*** Material supplied ***

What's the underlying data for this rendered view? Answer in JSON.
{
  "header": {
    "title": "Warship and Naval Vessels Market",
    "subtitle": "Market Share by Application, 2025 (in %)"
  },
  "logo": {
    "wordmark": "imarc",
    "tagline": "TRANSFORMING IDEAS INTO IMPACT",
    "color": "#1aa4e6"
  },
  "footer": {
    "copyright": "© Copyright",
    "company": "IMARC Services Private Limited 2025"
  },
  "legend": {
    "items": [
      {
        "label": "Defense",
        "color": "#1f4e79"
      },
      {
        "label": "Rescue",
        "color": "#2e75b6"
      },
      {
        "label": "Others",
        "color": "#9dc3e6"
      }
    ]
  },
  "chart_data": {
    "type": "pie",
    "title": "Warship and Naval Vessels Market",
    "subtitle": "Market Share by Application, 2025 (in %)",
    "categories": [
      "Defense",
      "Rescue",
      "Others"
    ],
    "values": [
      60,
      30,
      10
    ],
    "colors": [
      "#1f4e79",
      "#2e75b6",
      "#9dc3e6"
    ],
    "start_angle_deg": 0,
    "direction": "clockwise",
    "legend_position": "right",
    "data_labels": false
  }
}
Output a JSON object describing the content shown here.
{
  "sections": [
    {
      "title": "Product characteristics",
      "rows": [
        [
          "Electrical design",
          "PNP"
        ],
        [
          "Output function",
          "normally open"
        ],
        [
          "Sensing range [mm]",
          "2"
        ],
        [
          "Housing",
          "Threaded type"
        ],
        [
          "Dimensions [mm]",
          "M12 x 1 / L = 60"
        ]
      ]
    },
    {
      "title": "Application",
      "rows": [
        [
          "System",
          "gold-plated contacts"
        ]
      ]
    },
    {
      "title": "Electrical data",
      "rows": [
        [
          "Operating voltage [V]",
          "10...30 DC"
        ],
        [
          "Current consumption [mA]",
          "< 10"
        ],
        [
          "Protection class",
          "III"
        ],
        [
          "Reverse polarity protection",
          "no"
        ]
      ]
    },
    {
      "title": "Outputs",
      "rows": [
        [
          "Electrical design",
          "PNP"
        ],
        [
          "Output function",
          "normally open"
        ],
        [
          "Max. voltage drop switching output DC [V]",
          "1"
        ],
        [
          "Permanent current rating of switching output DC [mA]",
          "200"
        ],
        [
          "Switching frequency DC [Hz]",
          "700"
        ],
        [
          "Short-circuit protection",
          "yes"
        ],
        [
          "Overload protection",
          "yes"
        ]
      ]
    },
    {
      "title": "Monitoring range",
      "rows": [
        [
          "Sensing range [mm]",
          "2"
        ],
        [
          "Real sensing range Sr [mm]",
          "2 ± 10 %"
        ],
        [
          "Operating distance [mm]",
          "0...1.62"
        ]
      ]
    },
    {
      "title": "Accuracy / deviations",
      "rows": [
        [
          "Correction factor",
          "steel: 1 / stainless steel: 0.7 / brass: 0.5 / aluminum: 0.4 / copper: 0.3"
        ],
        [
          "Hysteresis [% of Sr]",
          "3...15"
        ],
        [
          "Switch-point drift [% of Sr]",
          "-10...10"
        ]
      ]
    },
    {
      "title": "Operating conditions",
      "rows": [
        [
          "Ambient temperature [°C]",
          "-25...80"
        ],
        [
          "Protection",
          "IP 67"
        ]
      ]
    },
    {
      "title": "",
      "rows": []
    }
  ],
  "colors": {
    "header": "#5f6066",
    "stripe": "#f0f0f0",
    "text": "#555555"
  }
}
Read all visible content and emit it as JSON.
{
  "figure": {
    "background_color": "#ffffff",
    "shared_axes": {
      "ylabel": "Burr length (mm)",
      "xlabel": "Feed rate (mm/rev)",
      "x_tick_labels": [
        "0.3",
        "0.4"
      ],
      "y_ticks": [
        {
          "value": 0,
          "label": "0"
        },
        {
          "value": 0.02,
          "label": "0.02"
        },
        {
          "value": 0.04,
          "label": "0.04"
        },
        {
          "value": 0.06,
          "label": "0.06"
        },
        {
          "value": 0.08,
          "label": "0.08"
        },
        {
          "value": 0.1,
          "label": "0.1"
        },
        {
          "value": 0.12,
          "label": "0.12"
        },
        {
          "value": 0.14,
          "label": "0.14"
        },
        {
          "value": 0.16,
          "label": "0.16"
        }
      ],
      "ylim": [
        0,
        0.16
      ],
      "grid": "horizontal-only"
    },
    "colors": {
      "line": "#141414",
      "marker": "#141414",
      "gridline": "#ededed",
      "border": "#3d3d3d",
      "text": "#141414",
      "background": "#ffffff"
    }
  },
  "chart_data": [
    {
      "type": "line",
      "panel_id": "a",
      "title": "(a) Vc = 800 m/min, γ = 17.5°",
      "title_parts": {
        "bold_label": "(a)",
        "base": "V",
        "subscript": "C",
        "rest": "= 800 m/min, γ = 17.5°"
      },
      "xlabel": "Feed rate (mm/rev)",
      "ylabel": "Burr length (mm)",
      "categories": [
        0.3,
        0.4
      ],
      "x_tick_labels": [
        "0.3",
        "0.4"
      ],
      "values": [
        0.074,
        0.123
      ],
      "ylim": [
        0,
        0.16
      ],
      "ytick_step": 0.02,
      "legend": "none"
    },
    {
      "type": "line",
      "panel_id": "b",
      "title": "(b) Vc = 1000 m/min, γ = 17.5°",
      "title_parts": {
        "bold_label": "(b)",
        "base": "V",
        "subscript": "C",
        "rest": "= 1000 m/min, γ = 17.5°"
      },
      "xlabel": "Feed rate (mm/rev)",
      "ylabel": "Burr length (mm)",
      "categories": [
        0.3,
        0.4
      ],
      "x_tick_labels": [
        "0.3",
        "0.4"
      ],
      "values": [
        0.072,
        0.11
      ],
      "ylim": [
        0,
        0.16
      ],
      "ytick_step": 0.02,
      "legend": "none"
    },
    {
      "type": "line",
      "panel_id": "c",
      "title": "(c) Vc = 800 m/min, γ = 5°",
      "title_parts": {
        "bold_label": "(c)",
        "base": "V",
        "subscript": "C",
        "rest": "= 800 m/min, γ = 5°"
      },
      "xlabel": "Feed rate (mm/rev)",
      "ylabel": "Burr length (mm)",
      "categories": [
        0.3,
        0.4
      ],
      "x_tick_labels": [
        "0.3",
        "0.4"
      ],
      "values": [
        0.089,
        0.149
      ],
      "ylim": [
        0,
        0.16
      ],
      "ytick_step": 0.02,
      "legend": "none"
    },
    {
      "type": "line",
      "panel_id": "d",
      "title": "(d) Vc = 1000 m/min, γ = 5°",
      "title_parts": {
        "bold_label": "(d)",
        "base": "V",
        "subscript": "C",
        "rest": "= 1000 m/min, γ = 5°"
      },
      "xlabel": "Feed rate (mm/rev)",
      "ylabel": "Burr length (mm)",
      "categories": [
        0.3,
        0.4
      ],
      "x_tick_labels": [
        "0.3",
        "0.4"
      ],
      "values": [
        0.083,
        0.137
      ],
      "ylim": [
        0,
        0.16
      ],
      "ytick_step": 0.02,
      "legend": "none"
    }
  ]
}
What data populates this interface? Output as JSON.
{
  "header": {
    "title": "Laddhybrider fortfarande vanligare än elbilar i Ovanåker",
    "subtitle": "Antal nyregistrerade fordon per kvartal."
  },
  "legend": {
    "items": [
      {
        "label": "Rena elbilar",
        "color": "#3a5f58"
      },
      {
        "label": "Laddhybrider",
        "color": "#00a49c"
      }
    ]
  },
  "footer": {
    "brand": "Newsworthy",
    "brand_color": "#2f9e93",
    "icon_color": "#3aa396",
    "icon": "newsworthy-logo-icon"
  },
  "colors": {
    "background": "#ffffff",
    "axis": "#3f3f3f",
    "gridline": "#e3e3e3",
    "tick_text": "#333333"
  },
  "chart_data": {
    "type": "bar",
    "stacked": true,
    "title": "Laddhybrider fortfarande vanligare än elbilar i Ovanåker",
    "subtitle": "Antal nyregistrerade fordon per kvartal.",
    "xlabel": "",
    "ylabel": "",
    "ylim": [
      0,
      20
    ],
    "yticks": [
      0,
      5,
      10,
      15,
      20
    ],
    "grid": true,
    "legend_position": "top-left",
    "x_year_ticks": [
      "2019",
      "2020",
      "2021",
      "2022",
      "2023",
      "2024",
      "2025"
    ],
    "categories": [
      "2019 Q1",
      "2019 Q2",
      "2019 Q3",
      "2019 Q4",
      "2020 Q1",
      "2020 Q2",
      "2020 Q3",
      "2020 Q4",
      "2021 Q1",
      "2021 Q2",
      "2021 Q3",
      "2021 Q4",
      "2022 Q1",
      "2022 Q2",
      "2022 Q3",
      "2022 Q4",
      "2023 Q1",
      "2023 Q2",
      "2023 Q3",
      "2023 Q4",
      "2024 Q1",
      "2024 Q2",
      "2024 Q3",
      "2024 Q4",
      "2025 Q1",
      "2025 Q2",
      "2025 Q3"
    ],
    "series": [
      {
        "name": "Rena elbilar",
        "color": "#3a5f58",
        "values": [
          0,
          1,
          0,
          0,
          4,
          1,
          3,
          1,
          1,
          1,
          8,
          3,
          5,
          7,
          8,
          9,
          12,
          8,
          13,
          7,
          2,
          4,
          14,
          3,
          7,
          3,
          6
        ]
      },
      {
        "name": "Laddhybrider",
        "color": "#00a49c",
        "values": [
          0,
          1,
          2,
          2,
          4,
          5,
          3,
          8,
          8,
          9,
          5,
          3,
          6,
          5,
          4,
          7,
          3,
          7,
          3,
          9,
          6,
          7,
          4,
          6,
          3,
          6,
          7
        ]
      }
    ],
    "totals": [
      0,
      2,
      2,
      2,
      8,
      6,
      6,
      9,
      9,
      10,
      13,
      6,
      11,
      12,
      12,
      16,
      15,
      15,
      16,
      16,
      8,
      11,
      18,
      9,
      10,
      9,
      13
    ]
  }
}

***

Collect, from the material above, every line containing the word "subtitle".

    "subtitle": "Market Share by Application, 2025 (in %)"
    "subtitle": "Market Share by Application, 2025 (in %)",
    "subtitle": "Antal nyregistrerade fordon per kvartal."
    "subtitle": "Antal nyregistrerade fordon per kvartal.",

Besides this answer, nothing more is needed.